### PASSAGE SHOWN
⟨
If you’re married, filing jointly, and under age 65, then the standard deduction is $25,100. (You get an extra $1,300 once you hit 65.) Subtract that from your income to get taxable income. If your income from work is $50,000, then your taxable income is 24,900.
If you’re using the standard deduction:
Taxable Income = Adjusted Gross Income (AGI) – Standard Deduction
Standard deduction for 2021:
Filing Status | 2021 Tax Year |
Single | $12,550 |
Married, filing jointly | $25,100 |
Married, filing separately | $12,550 |
Head of household | $18,800 |
Itemized deductions replace the standard deduction and are beyond the scope of this guide.
Here are the tax brackets in 2021:
Rate | Unmarried | Married, Filing Jointly | Married, Filing Separately | Head of Household |
10% | $0 to $9,950 | $0 to $19,900 | $0 to $9,950 | $0 to $14,200 |
12% | $9,951 to $40,525 | $19,901 to $81,050 | $9,951 to $40,525 | $14,201 to $54,200 |
22% | $40,526 to $86,375 | $81,051 to $172,750 | $40,526 to $86,375 | $54,201 to $86,350 |
24% | $86,376 to $164,925 | $172,751 to $329,850 | $86,376 to $164,925 | $86,351 to $164,900 |
32% | $164,926 to $209,425 | $329,851 to $418,850 | $164,926 to $209,425 | $164,901 to $209,400 |
35% | $209,426 to $523,600 | $418,851 to $628,300 | $209,426 to $314,150 | $209,401 to $523,600 |
37% | $523,601 or more | $628,301 or more | $314,151 or more | $523,601 or more |
It’s helpful to think of the tax brackets stacked on top of each other, including the standard deduction. Here’s what it looks like using the Unmarried category (ending at the 24% bracket):
Total income is on the left, and the amount taxed at each bracket is on the right.
No matter how much your income total, the first $12,550 of income is always taxed at $0 because of the standard deduction. The next $9,950 of taxable income is always taxed at 10%. The next roughly $30,000 of income is always at 12%, and so on.
Let’s go through an example. John is unmarried and will make $62,000 in 2021. How much tax will he owe (not counting any other deductions or credits)?
First, take out the standard deduction of $12,550. So, $62,000 – $12,550 = $49,450. The first 9,950 is taxed at 10%, which equals $995 in taxes. The next $30,574 is taxed at 12%, which equals $3,057.4. And the rest of his income, which is $8,925, is taxed at 22%, which equals $1,963.5. Add it all together to get our total tax owed. $995 + $3,057.4 + $1,963.5 = $6,015.9.
⟩
### DATA TO EXAMINE
⟨
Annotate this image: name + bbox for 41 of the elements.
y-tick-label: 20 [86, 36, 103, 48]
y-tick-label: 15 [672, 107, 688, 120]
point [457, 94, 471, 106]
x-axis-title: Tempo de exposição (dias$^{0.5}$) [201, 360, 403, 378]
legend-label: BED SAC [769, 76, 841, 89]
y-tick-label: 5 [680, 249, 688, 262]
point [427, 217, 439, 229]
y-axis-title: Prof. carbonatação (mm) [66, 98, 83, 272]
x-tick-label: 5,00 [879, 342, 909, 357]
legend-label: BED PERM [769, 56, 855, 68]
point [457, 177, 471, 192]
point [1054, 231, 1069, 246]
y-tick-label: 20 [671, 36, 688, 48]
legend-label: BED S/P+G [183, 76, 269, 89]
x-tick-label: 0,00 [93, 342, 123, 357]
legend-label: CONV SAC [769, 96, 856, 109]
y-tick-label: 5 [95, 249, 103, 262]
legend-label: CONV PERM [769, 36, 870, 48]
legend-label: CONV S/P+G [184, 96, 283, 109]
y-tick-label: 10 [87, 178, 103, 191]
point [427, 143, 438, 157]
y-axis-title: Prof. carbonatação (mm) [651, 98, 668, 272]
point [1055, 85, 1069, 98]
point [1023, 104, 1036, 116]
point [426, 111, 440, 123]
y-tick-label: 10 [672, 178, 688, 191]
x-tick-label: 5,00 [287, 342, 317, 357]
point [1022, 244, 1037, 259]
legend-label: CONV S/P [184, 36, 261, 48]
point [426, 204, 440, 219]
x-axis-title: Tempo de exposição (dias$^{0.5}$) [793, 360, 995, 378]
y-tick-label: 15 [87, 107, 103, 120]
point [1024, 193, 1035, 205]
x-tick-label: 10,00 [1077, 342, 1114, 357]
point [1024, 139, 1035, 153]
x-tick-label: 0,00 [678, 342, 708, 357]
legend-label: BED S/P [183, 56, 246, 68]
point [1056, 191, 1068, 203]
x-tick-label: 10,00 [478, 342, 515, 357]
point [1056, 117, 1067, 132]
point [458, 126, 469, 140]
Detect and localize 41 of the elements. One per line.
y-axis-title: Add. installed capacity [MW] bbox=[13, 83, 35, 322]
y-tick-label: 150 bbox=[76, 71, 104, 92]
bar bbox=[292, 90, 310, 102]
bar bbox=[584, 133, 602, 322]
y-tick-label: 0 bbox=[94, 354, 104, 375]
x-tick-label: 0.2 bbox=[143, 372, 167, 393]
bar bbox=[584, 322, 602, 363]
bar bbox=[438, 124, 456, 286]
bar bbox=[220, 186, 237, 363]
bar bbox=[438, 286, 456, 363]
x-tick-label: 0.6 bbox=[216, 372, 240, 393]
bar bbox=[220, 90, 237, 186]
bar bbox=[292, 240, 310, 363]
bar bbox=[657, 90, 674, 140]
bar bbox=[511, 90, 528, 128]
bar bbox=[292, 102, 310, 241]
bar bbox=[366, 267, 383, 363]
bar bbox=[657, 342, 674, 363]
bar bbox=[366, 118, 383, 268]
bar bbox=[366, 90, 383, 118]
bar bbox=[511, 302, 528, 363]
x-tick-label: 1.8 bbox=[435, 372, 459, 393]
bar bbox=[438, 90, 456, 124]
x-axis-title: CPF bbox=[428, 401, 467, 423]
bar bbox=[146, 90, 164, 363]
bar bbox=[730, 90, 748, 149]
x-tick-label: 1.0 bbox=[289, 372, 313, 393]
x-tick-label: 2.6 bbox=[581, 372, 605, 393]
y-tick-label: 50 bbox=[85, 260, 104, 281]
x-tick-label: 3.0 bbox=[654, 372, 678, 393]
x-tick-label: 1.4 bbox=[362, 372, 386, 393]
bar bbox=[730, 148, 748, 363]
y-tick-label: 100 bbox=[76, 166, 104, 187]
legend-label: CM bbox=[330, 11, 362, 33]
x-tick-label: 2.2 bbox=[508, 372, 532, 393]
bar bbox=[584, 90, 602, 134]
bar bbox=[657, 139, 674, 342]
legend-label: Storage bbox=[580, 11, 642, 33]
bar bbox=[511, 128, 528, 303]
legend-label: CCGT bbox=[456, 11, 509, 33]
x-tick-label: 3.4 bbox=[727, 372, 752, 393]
⟩
### TASK INSTRUCTIONS
**1.** Reproduce the 2021 tax passage from "If you’re married, filing" up to and including "income is 24,900.".
**2.** According to the 2021 tax passage, what is the standard deduction for the head of household filing status in the 2021 tax year?
Rely solely on the 2021 tax passage, not on the records.

### EXPECTED RESPONSES
**1.**
If you’re married, filing jointly, and under age 65, then the standard deduction is $25,100. (You get an extra $1,300 once you hit 65.) Subtract that from your income to get taxable income. If your income from work is $50,000, then your taxable income is 24,900.

**2.** $18,800